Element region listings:
----------

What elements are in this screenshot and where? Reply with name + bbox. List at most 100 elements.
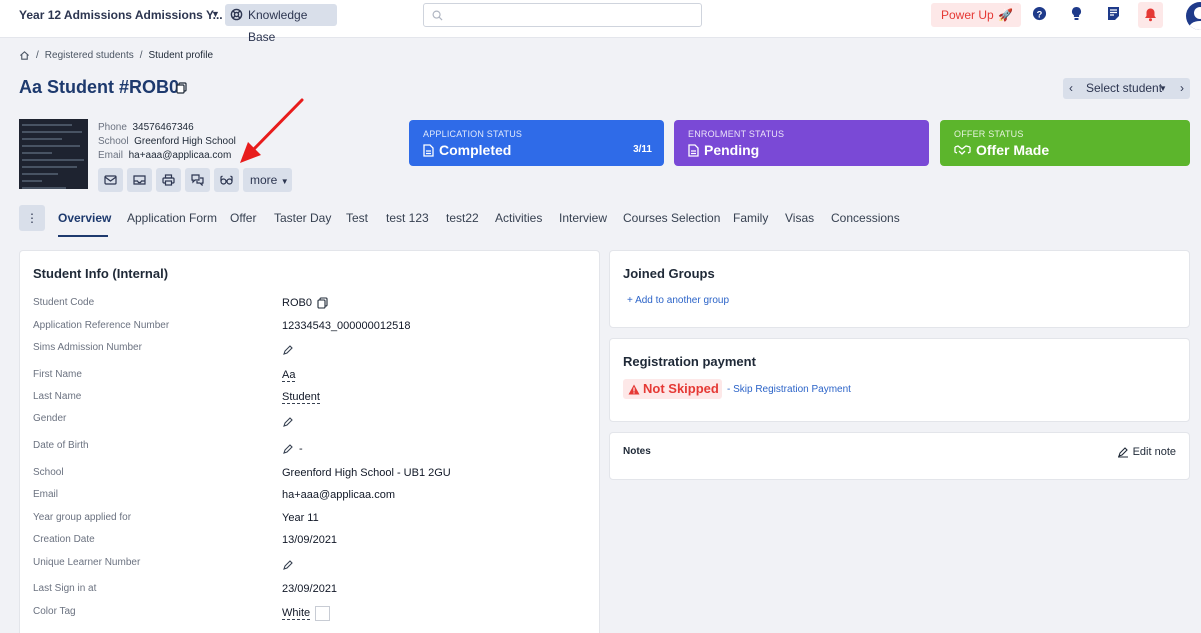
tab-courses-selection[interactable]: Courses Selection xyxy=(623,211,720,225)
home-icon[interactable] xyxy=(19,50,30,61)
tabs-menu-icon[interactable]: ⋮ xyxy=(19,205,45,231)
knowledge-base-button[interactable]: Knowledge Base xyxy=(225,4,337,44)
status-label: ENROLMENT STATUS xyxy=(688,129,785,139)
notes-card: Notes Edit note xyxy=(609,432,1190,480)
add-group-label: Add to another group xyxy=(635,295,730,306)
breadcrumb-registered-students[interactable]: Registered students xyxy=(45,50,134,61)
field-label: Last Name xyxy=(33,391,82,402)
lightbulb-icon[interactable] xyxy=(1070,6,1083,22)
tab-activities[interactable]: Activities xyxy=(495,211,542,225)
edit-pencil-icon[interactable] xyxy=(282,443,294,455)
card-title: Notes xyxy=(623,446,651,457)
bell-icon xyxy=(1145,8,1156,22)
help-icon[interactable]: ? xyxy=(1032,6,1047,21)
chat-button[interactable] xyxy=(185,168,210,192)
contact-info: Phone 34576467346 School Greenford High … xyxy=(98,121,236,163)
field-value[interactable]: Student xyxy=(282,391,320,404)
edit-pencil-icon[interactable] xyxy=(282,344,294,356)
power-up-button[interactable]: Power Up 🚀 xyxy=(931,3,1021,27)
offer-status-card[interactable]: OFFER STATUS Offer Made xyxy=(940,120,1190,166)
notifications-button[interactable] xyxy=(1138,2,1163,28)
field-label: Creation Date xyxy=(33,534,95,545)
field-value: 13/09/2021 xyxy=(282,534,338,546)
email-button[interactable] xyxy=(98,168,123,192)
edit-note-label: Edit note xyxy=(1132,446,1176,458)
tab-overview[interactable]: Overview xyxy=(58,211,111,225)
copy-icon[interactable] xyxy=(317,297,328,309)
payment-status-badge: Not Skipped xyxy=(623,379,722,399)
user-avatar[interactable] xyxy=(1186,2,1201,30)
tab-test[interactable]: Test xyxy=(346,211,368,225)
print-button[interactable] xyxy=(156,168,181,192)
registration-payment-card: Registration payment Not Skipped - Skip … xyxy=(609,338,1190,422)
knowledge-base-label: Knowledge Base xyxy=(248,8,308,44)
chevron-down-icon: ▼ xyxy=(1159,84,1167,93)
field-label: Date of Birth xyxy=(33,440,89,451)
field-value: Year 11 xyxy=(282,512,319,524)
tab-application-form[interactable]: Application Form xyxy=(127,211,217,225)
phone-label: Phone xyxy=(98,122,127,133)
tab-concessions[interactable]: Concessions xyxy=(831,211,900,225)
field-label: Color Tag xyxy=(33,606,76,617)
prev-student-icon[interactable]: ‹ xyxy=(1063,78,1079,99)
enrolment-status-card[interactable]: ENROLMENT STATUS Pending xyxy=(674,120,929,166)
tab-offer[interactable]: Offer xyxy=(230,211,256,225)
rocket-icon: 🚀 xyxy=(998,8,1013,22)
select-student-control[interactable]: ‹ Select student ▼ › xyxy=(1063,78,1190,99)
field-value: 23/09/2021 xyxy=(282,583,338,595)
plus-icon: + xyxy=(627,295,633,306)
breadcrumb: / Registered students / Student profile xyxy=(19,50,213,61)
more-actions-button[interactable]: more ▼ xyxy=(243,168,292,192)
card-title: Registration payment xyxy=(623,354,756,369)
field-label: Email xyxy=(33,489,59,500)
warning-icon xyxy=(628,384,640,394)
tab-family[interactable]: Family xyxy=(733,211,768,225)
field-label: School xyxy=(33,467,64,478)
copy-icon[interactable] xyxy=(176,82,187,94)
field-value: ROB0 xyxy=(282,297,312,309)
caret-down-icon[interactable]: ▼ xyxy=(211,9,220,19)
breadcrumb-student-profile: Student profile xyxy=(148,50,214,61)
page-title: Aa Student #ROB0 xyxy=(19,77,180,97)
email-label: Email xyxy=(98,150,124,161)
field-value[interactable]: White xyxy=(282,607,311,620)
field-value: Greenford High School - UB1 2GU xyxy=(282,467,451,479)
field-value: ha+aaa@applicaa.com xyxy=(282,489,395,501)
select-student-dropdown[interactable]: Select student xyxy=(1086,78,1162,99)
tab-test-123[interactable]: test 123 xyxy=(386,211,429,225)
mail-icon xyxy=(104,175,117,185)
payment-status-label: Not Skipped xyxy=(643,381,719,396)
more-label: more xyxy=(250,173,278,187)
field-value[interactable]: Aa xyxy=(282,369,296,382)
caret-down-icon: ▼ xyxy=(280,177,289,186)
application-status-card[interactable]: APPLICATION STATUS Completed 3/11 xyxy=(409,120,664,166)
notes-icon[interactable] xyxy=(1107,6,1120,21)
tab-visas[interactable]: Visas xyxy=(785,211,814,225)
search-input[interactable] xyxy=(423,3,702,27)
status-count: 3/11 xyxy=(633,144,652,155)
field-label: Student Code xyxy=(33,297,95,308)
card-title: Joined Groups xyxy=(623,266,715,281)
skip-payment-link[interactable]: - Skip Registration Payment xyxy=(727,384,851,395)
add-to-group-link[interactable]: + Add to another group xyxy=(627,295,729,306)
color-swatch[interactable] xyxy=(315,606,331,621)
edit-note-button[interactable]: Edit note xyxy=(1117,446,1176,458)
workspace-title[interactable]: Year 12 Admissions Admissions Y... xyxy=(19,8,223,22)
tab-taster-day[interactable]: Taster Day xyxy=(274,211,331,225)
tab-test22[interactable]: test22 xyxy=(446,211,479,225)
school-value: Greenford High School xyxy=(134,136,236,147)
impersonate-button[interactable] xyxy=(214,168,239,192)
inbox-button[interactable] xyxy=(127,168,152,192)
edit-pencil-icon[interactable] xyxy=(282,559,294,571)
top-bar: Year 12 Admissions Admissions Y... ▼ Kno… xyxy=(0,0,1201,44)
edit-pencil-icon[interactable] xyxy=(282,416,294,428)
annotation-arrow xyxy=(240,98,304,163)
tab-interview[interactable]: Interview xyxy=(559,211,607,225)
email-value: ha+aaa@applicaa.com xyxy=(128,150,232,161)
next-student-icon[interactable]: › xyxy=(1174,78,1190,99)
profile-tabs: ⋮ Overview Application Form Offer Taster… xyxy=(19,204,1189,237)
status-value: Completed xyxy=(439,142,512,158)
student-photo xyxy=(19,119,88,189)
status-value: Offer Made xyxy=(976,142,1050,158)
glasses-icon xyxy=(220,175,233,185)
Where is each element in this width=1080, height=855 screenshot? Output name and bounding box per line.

----------

**Written problem:**
List every line above that contains the string "profile", matching case exactly.

**Expected output:**
breadcrumb: / Registered students / Student profile xyxy=(19,50,213,61)
breadcrumb-student-profile: Student profile xyxy=(148,50,214,61)
profile-tabs: ⋮ Overview Application Form Offer Taster… xyxy=(19,204,1189,237)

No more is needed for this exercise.